▸ Exercise inputs:
--- begin ---

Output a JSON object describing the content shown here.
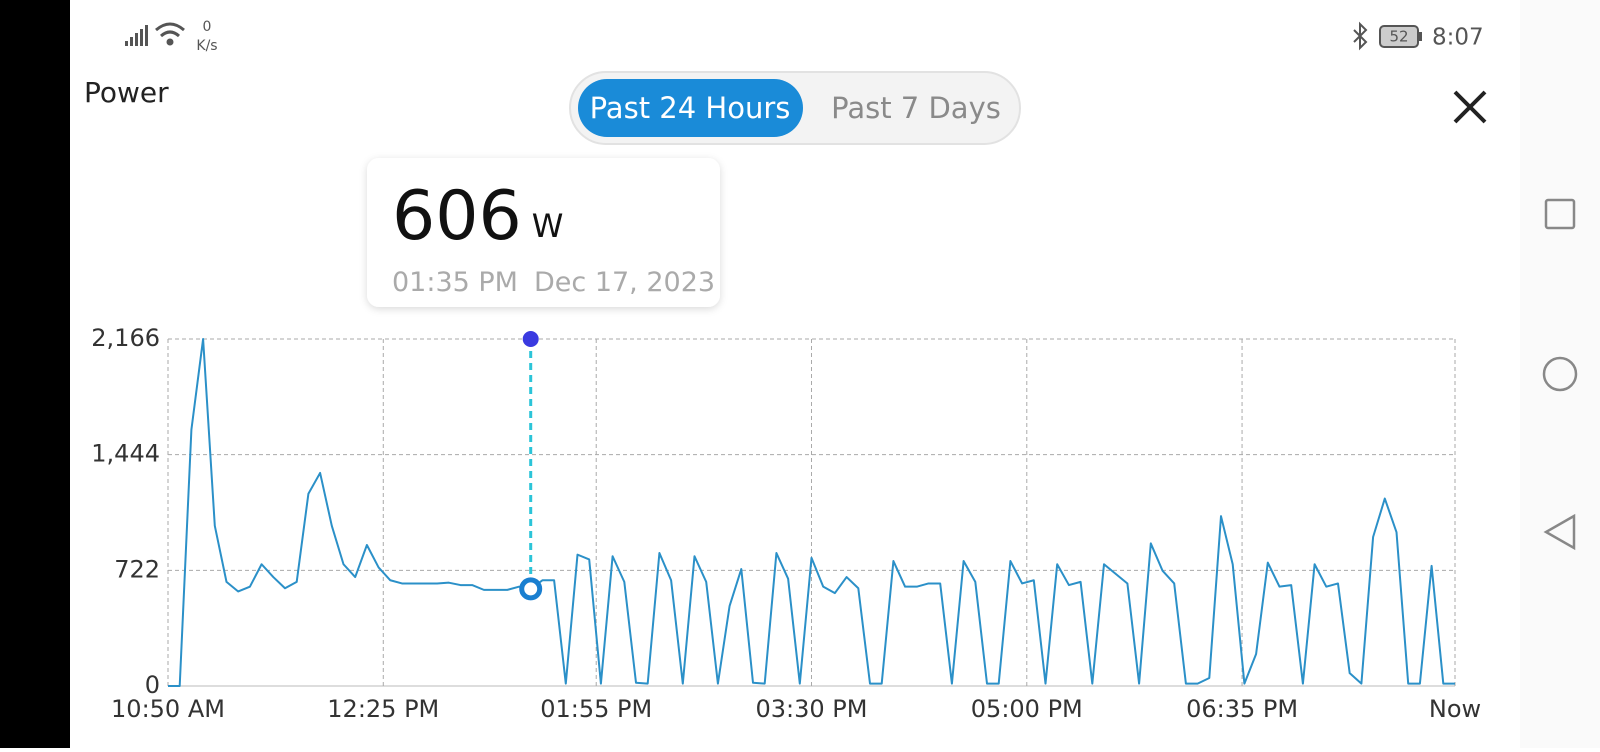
{
  "status_bar": {
    "net_speed": "0",
    "net_unit": "K/s",
    "battery": "52",
    "time": "8:07"
  },
  "header": {
    "title": "Power",
    "tabs": [
      "Past 24 Hours",
      "Past 7 Days"
    ]
  },
  "chart_data": {
    "type": "line",
    "series": [
      {
        "color": "#2b90c8",
        "x": [
          0,
          5,
          10,
          15,
          20,
          25,
          30,
          35,
          40,
          45,
          50,
          55,
          60,
          65,
          70,
          75,
          80,
          85,
          90,
          95,
          100,
          105,
          110,
          115,
          120,
          125,
          130,
          135,
          140,
          145,
          150,
          155,
          160,
          165,
          170,
          175,
          180,
          185,
          190,
          195,
          200,
          205,
          210,
          215,
          220,
          225,
          230,
          235,
          240,
          245,
          250,
          255,
          260,
          265,
          270,
          275,
          280,
          285,
          290,
          295,
          300,
          305,
          310,
          315,
          320,
          325,
          330,
          335,
          340,
          345,
          350,
          355,
          360,
          365,
          370,
          375,
          380,
          385,
          390,
          395,
          400,
          405,
          410,
          415,
          420,
          425,
          430,
          435,
          440,
          445,
          450,
          455,
          460,
          465,
          470,
          475,
          480,
          485,
          490,
          495,
          500,
          505,
          510,
          515,
          520,
          525,
          530,
          535,
          540,
          545,
          550
        ],
        "values": [
          0,
          0,
          1600,
          2166,
          1000,
          650,
          590,
          620,
          760,
          680,
          610,
          650,
          1200,
          1330,
          1000,
          760,
          680,
          880,
          740,
          660,
          640,
          640,
          640,
          640,
          645,
          630,
          630,
          600,
          600,
          600,
          620,
          606,
          660,
          660,
          15,
          820,
          790,
          15,
          810,
          650,
          20,
          15,
          830,
          660,
          15,
          810,
          650,
          15,
          500,
          730,
          20,
          15,
          830,
          670,
          15,
          800,
          620,
          580,
          680,
          610,
          15,
          15,
          780,
          620,
          620,
          640,
          640,
          15,
          780,
          650,
          15,
          15,
          780,
          640,
          660,
          15,
          760,
          630,
          650,
          15,
          760,
          700,
          640,
          15,
          890,
          720,
          640,
          15,
          15,
          50,
          1060,
          760,
          15,
          200,
          770,
          620,
          630,
          15,
          760,
          620,
          640,
          80,
          15,
          930,
          1170,
          960,
          15,
          15,
          750,
          15,
          15
        ]
      }
    ],
    "xlim": [
      0,
      550
    ],
    "xticks": [
      {
        "value": 0,
        "label": "10:50 AM"
      },
      {
        "value": 92,
        "label": "12:25 PM"
      },
      {
        "value": 183,
        "label": "01:55 PM"
      },
      {
        "value": 275,
        "label": "03:30 PM"
      },
      {
        "value": 367,
        "label": "05:00 PM"
      },
      {
        "value": 459,
        "label": "06:35 PM"
      },
      {
        "value": 550,
        "label": "Now"
      }
    ],
    "ylim": [
      0,
      2166
    ],
    "yticks": [
      0,
      722,
      {
        "value": 1444,
        "label": "1,444"
      },
      {
        "value": 2166,
        "label": "2,166"
      }
    ],
    "grid": true,
    "highlight": {
      "x": 155,
      "value": 606,
      "unit": "W",
      "time": "01:35 PM",
      "date": "Dec 17, 2023"
    }
  }
}
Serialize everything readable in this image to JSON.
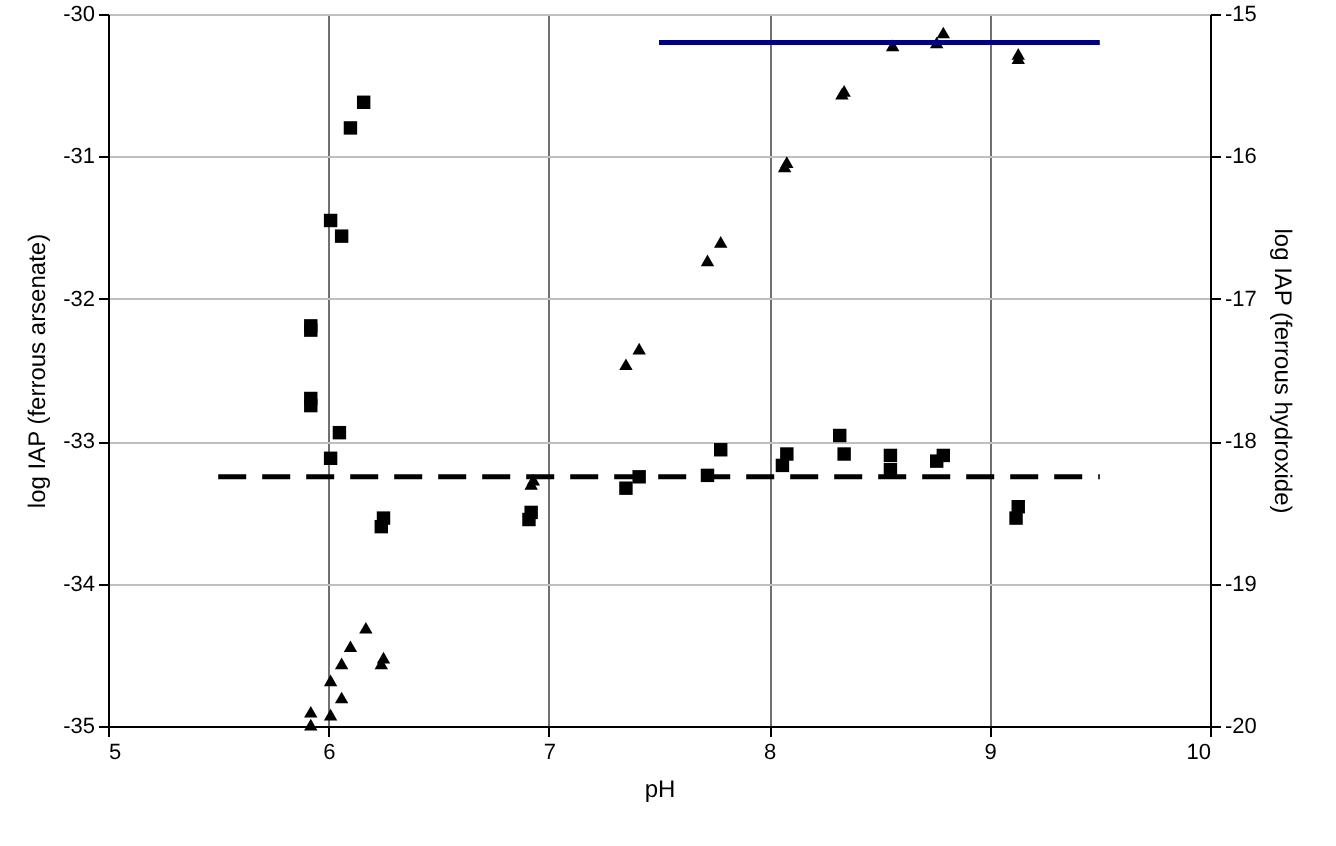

--- end ---

▸ Problem statement: Where a line above contains the word "JSON", copy that line.

▸ Output for this task:
Output a JSON object describing the content shown here.
Serialize everything readable in this image to JSON.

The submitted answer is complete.